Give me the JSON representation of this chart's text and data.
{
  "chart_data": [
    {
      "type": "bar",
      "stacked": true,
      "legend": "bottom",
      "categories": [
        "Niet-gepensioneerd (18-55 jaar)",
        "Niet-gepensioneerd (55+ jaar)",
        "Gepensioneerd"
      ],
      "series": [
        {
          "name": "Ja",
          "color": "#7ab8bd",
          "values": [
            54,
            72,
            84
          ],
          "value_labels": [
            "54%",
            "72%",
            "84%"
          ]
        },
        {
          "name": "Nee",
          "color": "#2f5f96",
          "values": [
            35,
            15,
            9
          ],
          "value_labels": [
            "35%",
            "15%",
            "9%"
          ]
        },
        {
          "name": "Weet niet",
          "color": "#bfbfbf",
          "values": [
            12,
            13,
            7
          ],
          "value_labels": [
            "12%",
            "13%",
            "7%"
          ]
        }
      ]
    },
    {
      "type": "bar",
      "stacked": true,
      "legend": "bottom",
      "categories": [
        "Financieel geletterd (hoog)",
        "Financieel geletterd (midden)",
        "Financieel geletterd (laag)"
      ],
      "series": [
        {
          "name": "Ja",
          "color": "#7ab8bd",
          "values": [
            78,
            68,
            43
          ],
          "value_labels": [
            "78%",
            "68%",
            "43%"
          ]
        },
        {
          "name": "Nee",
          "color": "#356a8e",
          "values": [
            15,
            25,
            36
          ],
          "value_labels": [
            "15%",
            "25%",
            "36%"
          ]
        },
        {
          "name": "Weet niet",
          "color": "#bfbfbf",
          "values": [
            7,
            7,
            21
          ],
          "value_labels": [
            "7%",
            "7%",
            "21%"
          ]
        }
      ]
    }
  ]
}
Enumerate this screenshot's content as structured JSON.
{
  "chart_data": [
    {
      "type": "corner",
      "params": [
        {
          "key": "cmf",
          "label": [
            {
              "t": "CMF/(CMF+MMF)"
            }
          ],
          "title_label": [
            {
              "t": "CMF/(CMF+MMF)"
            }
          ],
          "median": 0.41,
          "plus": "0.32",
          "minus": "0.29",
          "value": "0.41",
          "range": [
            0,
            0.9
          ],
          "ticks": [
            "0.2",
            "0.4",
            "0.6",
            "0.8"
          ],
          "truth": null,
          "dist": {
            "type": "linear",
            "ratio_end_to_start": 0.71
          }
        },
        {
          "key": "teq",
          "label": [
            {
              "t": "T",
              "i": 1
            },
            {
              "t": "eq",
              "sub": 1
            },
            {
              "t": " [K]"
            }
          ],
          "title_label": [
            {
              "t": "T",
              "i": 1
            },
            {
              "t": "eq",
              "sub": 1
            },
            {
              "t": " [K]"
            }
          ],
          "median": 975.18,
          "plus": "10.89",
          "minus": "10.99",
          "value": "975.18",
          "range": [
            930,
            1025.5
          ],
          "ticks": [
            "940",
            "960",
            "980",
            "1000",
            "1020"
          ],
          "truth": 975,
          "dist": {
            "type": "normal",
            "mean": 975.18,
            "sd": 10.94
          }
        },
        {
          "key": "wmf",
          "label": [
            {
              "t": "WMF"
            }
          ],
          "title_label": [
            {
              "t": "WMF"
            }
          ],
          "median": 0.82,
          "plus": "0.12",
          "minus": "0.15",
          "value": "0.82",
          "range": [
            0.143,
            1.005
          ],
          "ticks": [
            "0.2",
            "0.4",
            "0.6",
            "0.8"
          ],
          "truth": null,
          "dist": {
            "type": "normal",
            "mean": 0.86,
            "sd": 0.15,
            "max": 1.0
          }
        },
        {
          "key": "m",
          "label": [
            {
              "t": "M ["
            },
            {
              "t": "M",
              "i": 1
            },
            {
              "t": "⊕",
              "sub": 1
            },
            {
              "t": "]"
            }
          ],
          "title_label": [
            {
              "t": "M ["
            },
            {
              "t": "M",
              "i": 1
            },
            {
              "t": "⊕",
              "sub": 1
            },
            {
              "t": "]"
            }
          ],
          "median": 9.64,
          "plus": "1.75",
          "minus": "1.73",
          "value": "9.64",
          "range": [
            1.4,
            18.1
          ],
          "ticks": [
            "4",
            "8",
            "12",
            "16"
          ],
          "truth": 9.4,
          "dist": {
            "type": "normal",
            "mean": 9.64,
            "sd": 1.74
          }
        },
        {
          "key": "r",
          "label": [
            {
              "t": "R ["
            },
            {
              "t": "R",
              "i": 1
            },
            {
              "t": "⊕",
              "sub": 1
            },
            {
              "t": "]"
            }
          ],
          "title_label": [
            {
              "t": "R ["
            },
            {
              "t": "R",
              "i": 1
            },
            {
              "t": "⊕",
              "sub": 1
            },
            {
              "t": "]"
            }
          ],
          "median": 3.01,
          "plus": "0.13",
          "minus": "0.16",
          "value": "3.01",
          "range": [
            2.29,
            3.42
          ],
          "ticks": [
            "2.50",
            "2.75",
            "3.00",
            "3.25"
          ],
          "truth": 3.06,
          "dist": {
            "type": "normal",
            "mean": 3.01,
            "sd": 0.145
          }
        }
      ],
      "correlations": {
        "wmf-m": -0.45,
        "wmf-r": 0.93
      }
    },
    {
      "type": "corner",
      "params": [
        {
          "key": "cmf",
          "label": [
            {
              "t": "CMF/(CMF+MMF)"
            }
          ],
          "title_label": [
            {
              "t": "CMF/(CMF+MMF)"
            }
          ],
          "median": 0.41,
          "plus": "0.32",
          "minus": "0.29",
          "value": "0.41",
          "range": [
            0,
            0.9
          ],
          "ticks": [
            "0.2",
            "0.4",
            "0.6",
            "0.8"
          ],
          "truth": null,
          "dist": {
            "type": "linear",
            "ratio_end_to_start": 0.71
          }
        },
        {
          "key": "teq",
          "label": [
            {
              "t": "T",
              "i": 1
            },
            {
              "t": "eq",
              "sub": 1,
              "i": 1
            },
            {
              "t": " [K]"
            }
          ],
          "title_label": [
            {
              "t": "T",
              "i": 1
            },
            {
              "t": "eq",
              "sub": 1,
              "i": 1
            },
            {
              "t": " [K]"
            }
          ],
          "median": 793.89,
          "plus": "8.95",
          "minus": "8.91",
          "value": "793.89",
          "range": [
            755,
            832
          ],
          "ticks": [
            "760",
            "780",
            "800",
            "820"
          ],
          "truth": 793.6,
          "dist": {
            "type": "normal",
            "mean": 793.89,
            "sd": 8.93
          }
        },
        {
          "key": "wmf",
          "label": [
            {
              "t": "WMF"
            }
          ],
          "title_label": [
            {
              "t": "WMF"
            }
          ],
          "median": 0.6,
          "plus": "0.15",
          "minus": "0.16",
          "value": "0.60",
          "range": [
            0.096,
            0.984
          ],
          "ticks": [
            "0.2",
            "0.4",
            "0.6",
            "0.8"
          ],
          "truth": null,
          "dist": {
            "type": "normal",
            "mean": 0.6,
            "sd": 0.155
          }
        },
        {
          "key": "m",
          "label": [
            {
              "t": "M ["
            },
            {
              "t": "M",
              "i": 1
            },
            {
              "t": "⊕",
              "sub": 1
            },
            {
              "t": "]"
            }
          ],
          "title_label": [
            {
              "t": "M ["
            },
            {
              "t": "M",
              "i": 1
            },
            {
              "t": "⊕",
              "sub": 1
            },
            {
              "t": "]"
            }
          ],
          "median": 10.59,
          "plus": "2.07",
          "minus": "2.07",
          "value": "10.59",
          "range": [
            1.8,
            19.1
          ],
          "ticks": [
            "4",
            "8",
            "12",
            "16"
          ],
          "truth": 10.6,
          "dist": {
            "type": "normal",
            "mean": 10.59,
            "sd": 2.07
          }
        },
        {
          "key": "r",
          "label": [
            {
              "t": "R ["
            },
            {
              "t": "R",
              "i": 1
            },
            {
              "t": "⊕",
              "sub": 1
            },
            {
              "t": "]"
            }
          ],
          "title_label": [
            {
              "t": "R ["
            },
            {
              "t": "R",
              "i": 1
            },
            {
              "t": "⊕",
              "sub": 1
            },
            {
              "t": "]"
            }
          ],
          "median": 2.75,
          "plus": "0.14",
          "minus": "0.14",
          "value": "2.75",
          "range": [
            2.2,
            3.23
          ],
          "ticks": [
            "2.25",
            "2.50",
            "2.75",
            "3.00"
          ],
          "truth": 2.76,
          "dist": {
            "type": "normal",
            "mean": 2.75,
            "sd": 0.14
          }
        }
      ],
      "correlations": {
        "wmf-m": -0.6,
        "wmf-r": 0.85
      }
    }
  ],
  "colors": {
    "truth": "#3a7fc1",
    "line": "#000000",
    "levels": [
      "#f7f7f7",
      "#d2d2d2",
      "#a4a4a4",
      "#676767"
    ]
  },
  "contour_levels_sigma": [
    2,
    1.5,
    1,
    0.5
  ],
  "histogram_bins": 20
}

────────────────────

■ The task ■
State how many lines in the records above contain the word "Financieel", and give only that number.

■ Answer ■
3